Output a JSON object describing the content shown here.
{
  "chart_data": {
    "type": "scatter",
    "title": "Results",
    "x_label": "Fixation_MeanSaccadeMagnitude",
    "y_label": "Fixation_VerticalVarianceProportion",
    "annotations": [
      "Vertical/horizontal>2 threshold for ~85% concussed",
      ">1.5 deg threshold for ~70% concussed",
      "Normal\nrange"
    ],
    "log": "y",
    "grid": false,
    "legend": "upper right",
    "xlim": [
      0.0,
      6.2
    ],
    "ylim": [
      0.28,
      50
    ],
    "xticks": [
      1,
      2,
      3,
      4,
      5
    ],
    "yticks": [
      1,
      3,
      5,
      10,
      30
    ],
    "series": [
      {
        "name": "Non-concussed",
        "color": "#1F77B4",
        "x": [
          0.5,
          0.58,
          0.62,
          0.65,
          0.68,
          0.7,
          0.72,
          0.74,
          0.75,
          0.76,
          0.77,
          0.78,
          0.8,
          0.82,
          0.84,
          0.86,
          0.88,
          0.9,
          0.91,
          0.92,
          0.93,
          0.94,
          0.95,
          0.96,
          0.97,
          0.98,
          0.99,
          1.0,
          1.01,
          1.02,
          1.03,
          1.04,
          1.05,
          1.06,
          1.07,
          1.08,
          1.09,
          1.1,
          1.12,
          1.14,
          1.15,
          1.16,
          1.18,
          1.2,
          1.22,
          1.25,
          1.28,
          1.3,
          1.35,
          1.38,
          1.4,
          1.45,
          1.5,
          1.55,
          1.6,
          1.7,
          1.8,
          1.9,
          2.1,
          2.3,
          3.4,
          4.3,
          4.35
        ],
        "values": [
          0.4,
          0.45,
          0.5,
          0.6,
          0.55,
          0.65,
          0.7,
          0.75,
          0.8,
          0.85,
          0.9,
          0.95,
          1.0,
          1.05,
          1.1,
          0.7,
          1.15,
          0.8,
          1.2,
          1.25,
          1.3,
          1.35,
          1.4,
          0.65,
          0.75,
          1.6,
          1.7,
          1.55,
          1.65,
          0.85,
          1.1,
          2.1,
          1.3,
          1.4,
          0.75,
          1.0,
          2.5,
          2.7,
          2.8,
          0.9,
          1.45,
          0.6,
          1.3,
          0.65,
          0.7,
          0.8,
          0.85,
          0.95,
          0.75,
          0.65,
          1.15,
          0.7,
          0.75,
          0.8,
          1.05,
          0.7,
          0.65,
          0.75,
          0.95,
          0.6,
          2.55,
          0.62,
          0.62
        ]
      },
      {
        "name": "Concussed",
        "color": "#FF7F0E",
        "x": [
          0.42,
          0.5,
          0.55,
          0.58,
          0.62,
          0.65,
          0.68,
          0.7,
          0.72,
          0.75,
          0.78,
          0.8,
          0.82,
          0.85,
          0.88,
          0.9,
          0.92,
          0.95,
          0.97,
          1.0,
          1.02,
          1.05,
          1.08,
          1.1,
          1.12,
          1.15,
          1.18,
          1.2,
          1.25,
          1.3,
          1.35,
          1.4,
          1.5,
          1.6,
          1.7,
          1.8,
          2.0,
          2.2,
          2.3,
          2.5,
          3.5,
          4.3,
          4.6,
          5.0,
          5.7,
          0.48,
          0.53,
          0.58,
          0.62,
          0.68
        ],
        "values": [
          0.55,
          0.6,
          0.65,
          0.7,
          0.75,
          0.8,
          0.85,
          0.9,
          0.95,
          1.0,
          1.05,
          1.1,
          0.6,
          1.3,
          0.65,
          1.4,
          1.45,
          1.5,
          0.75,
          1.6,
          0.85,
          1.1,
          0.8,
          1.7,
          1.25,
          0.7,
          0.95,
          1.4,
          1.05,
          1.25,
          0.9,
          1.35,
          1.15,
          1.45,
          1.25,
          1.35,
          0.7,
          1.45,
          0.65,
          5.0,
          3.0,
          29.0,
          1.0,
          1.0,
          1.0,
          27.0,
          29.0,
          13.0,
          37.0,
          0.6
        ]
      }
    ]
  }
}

_____

> **WHAT THIS TASK INVOLVES**: Type out the material again exactly as presented.

> **ANSWER FOR THIS EXERCISE**:
Output a JSON object describing the content shown here.
{
  "chart_data": {
    "type": "scatter",
    "title": "Results",
    "x_label": "Fixation_MeanSaccadeMagnitude",
    "y_label": "Fixation_VerticalVarianceProportion",
    "annotations": [
      "Vertical/horizontal>2 threshold for ~85% concussed",
      ">1.5 deg threshold for ~70% concussed",
      "Normal\nrange"
    ],
    "log": "y",
    "grid": false,
    "legend": "upper right",
    "xlim": [
      0.0,
      6.2
    ],
    "ylim": [
      0.28,
      50
    ],
    "xticks": [
      1,
      2,
      3,
      4,
      5
    ],
    "yticks": [
      1,
      3,
      5,
      10,
      30
    ],
    "series": [
      {
        "name": "Non-concussed",
        "color": "#1F77B4",
        "x": [
          0.5,
          0.58,
          0.62,
          0.65,
          0.68,
          0.7,
          0.72,
          0.74,
          0.75,
          0.76,
          0.77,
          0.78,
          0.8,
          0.82,
          0.84,
          0.86,
          0.88,
          0.9,
          0.91,
          0.92,
          0.93,
          0.94,
          0.95,
          0.96,
          0.97,
          0.98,
          0.99,
          1.0,
          1.01,
          1.02,
          1.03,
          1.04,
          1.05,
          1.06,
          1.07,
          1.08,
          1.09,
          1.1,
          1.12,
          1.14,
          1.15,
          1.16,
          1.18,
          1.2,
          1.22,
          1.25,
          1.28,
          1.3,
          1.35,
          1.38,
          1.4,
          1.45,
          1.5,
          1.55,
          1.6,
          1.7,
          1.8,
          1.9,
          2.1,
          2.3,
          3.4,
          4.3,
          4.35
        ],
        "values": [
          0.4,
          0.45,
          0.5,
          0.6,
          0.55,
          0.65,
          0.7,
          0.75,
          0.8,
          0.85,
          0.9,
          0.95,
          1.0,
          1.05,
          1.1,
          0.7,
          1.15,
          0.8,
          1.2,
          1.25,
          1.3,
          1.35,
          1.4,
          0.65,
          0.75,
          1.6,
          1.7,
          1.55,
          1.65,
          0.85,
          1.1,
          2.1,
          1.3,
          1.4,
          0.75,
          1.0,
          2.5,
          2.7,
          2.8,
          0.9,
          1.45,
          0.6,
          1.3,
          0.65,
          0.7,
          0.8,
          0.85,
          0.95,
          0.75,
          0.65,
          1.15,
          0.7,
          0.75,
          0.8,
          1.05,
          0.7,
          0.65,
          0.75,
          0.95,
          0.6,
          2.55,
          0.62,
          0.62
        ]
      },
      {
        "name": "Concussed",
        "color": "#FF7F0E",
        "x": [
          0.42,
          0.5,
          0.55,
          0.58,
          0.62,
          0.65,
          0.68,
          0.7,
          0.72,
          0.75,
          0.78,
          0.8,
          0.82,
          0.85,
          0.88,
          0.9,
          0.92,
          0.95,
          0.97,
          1.0,
          1.02,
          1.05,
          1.08,
          1.1,
          1.12,
          1.15,
          1.18,
          1.2,
          1.25,
          1.3,
          1.35,
          1.4,
          1.5,
          1.6,
          1.7,
          1.8,
          2.0,
          2.2,
          2.3,
          2.5,
          3.5,
          4.3,
          4.6,
          5.0,
          5.7,
          0.48,
          0.53,
          0.58,
          0.62,
          0.68
        ],
        "values": [
          0.55,
          0.6,
          0.65,
          0.7,
          0.75,
          0.8,
          0.85,
          0.9,
          0.95,
          1.0,
          1.05,
          1.1,
          0.6,
          1.3,
          0.65,
          1.4,
          1.45,
          1.5,
          0.75,
          1.6,
          0.85,
          1.1,
          0.8,
          1.7,
          1.25,
          0.7,
          0.95,
          1.4,
          1.05,
          1.25,
          0.9,
          1.35,
          1.15,
          1.45,
          1.25,
          1.35,
          0.7,
          1.45,
          0.65,
          5.0,
          3.0,
          29.0,
          1.0,
          1.0,
          1.0,
          27.0,
          29.0,
          13.0,
          37.0,
          0.6
        ]
      }
    ]
  }
}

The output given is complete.